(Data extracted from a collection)
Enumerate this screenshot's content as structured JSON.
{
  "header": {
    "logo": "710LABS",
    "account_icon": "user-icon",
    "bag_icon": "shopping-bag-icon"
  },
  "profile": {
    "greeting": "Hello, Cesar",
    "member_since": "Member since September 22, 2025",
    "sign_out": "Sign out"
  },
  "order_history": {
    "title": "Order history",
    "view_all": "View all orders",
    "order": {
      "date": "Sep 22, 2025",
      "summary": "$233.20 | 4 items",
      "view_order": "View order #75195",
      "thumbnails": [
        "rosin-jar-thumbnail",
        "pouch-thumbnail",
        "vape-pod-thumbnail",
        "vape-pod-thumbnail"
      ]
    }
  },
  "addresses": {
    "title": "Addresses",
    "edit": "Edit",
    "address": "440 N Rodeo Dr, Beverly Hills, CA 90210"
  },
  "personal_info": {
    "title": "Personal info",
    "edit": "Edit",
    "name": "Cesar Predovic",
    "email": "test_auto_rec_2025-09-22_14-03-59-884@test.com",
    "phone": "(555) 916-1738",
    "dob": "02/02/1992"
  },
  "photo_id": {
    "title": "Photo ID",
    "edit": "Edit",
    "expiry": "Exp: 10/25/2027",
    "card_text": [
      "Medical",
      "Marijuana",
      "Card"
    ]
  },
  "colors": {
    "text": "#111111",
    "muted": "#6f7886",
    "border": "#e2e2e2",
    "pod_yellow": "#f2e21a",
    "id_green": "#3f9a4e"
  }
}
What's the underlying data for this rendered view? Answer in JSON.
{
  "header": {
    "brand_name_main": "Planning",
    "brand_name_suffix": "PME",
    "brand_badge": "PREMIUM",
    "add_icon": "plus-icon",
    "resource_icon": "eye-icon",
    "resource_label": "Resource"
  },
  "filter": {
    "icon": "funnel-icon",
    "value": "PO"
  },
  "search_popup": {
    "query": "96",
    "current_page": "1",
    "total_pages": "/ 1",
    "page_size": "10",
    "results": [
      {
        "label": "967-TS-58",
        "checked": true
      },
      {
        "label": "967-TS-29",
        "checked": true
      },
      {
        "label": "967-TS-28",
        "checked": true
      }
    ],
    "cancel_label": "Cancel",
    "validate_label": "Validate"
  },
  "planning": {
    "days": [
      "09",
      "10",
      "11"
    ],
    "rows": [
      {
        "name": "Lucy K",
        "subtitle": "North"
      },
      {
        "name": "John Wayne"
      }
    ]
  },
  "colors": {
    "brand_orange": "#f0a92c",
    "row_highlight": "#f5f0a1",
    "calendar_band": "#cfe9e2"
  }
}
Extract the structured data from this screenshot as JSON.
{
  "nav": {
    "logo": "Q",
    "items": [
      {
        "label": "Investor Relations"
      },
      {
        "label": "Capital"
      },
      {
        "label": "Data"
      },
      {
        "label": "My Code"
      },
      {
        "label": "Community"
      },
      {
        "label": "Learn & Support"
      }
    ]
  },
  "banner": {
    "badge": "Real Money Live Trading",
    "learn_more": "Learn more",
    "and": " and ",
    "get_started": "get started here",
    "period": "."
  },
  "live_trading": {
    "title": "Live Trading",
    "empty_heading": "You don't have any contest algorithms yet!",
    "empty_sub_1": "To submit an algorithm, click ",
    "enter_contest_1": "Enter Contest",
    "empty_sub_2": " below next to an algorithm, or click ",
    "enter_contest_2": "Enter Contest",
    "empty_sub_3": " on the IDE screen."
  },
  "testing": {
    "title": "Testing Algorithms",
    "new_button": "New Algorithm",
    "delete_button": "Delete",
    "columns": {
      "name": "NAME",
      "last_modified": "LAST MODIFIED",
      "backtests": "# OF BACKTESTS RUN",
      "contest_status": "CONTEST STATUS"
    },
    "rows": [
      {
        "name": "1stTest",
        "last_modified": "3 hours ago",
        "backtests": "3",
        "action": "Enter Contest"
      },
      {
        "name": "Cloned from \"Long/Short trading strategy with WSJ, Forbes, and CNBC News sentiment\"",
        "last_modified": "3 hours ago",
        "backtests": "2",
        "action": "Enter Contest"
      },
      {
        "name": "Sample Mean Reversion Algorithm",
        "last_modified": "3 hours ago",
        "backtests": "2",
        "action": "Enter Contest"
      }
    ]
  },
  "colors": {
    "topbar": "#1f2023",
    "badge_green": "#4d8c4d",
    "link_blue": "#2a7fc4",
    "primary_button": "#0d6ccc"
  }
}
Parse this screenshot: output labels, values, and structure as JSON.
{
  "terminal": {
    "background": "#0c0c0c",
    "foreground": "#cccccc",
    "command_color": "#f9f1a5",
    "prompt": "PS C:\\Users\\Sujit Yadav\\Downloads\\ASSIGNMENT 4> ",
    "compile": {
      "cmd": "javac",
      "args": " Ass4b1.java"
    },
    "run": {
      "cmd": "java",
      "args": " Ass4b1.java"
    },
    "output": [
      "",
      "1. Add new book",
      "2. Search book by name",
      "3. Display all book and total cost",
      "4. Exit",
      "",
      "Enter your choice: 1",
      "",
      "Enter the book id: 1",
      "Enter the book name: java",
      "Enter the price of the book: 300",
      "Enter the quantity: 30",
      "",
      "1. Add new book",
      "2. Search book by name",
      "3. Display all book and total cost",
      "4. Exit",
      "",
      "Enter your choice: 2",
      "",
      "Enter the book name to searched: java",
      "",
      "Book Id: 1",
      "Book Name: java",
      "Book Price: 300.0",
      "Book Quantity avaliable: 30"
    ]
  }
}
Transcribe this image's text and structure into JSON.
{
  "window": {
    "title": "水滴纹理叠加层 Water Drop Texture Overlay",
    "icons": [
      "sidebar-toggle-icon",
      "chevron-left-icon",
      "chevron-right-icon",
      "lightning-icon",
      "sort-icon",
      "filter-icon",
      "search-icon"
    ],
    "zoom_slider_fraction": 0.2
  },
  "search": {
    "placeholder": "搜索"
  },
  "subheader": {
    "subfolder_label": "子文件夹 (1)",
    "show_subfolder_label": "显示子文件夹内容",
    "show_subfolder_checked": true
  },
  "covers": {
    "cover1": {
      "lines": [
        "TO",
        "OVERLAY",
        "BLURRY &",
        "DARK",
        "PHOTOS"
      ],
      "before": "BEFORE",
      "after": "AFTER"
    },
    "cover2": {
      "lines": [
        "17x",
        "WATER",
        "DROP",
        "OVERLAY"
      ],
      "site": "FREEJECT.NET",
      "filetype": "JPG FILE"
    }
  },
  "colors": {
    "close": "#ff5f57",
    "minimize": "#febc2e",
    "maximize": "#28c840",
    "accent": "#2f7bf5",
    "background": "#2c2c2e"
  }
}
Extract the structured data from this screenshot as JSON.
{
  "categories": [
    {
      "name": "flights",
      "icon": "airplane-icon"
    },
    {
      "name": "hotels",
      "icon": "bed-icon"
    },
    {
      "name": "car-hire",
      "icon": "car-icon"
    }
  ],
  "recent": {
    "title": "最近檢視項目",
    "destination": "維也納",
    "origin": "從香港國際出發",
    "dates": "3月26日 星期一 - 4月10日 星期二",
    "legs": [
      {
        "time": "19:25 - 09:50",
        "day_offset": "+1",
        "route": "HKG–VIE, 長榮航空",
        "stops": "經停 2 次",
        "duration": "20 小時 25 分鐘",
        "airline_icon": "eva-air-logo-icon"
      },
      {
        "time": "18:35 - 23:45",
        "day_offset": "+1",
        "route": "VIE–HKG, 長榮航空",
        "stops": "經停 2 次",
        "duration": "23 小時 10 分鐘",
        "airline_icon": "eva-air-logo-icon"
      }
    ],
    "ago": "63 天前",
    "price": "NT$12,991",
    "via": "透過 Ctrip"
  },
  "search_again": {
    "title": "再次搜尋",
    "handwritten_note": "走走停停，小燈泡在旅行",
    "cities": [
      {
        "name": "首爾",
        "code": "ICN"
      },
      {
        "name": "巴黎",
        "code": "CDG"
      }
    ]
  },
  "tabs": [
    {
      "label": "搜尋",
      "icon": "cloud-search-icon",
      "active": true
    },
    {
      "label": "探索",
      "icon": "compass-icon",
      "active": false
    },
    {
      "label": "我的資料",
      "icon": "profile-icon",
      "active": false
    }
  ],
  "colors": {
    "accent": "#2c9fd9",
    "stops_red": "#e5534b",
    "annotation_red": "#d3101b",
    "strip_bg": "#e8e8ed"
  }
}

## Task goal
Copy each line above where the string "click" occurs.

## Solution
    "empty_sub_1": "To submit an algorithm, click ",
    "empty_sub_2": " below next to an algorithm, or click ",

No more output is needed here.